Listed entries

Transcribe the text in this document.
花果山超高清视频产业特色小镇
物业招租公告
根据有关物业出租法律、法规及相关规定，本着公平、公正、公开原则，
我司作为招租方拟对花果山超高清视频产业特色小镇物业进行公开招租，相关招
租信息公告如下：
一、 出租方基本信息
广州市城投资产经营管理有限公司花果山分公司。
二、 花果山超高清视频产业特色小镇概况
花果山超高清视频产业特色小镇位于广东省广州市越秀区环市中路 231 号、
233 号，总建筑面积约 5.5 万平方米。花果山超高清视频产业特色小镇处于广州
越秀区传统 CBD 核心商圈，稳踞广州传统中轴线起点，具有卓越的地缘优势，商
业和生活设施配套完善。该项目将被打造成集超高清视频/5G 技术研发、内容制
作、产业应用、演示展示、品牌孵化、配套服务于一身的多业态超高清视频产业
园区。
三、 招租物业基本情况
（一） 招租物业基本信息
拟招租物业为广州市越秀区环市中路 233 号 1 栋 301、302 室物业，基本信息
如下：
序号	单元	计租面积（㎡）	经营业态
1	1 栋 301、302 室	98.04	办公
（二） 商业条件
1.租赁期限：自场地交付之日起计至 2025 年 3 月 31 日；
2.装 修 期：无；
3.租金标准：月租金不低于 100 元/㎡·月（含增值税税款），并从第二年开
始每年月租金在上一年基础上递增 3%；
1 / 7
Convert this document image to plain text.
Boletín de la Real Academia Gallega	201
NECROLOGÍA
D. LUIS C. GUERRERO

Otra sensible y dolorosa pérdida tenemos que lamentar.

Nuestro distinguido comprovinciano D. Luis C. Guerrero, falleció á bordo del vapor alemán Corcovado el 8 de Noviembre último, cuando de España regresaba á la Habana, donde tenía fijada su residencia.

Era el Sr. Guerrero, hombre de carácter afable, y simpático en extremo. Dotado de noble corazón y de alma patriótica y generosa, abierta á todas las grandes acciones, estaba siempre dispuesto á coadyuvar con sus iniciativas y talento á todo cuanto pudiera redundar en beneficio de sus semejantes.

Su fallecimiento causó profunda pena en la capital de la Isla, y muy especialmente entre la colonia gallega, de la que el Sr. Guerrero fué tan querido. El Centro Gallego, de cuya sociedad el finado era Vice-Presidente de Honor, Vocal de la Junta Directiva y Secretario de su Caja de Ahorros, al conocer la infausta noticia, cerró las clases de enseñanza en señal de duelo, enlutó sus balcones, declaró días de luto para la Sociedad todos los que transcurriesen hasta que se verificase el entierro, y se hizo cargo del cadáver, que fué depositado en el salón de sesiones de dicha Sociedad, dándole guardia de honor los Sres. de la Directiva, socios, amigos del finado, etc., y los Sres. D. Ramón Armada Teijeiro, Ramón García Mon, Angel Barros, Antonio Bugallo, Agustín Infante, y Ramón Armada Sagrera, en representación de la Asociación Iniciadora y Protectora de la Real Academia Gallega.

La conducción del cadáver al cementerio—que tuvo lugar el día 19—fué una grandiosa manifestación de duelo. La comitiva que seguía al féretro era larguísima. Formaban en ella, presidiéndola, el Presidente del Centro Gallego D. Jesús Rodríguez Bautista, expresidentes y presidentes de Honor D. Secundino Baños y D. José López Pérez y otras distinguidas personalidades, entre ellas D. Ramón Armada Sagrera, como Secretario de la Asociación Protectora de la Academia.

Task prompt
Extract each record, keeping it identical to the original.

Result of this task
Transcribe the text in this document.
花果山超高清视频产业特色小镇
物业招租公告
根据有关物业出租法律、法规及相关规定，本着公平、公正、公开原则，
我司作为招租方拟对花果山超高清视频产业特色小镇物业进行公开招租，相关招
租信息公告如下：
一、 出租方基本信息
广州市城投资产经营管理有限公司花果山分公司。
二、 花果山超高清视频产业特色小镇概况
花果山超高清视频产业特色小镇位于广东省广州市越秀区环市中路 231 号、
233 号，总建筑面积约 5.5 万平方米。花果山超高清视频产业特色小镇处于广州
越秀区传统 CBD 核心商圈，稳踞广州传统中轴线起点，具有卓越的地缘优势，商
业和生活设施配套完善。该项目将被打造成集超高清视频/5G 技术研发、内容制
作、产业应用、演示展示、品牌孵化、配套服务于一身的多业态超高清视频产业
园区。
三、 招租物业基本情况
（一） 招租物业基本信息
拟招租物业为广州市越秀区环市中路 233 号 1 栋 301、302 室物业，基本信息
如下：
序号	单元	计租面积（㎡）	经营业态
1	1 栋 301、302 室	98.04	办公
（二） 商业条件
1.租赁期限：自场地交付之日起计至 2025 年 3 月 31 日；
2.装 修 期：无；
3.租金标准：月租金不低于 100 元/㎡·月（含增值税税款），并从第二年开
始每年月租金在上一年基础上递增 3%；
1 / 7
Convert this document image to plain text.
Boletín de la Real Academia Gallega	201
NECROLOGÍA
D. LUIS C. GUERRERO

Otra sensible y dolorosa pérdida tenemos que lamentar.

Nuestro distinguido comprovinciano D. Luis C. Guerrero, falleció á bordo del vapor alemán Corcovado el 8 de Noviembre último, cuando de España regresaba á la Habana, donde tenía fijada su residencia.

Era el Sr. Guerrero, hombre de carácter afable, y simpático en extremo. Dotado de noble corazón y de alma patriótica y generosa, abierta á todas las grandes acciones, estaba siempre dispuesto á coadyuvar con sus iniciativas y talento á todo cuanto pudiera redundar en beneficio de sus semejantes.

Su fallecimiento causó profunda pena en la capital de la Isla, y muy especialmente entre la colonia gallega, de la que el Sr. Guerrero fué tan querido. El Centro Gallego, de cuya sociedad el finado era Vice-Presidente de Honor, Vocal de la Junta Directiva y Secretario de su Caja de Ahorros, al conocer la infausta noticia, cerró las clases de enseñanza en señal de duelo, enlutó sus balcones, declaró días de luto para la Sociedad todos los que transcurriesen hasta que se verificase el entierro, y se hizo cargo del cadáver, que fué depositado en el salón de sesiones de dicha Sociedad, dándole guardia de honor los Sres. de la Directiva, socios, amigos del finado, etc., y los Sres. D. Ramón Armada Teijeiro, Ramón García Mon, Angel Barros, Antonio Bugallo, Agustín Infante, y Ramón Armada Sagrera, en representación de la Asociación Iniciadora y Protectora de la Real Academia Gallega.

La conducción del cadáver al cementerio—que tuvo lugar el día 19—fué una grandiosa manifestación de duelo. La comitiva que seguía al féretro era larguísima. Formaban en ella, presidiéndola, el Presidente del Centro Gallego D. Jesús Rodríguez Bautista, expresidentes y presidentes de Honor D. Secundino Baños y D. José López Pérez y otras distinguidas personalidades, entre ellas D. Ramón Armada Sagrera, como Secretario de la Asociación Protectora de la Academia.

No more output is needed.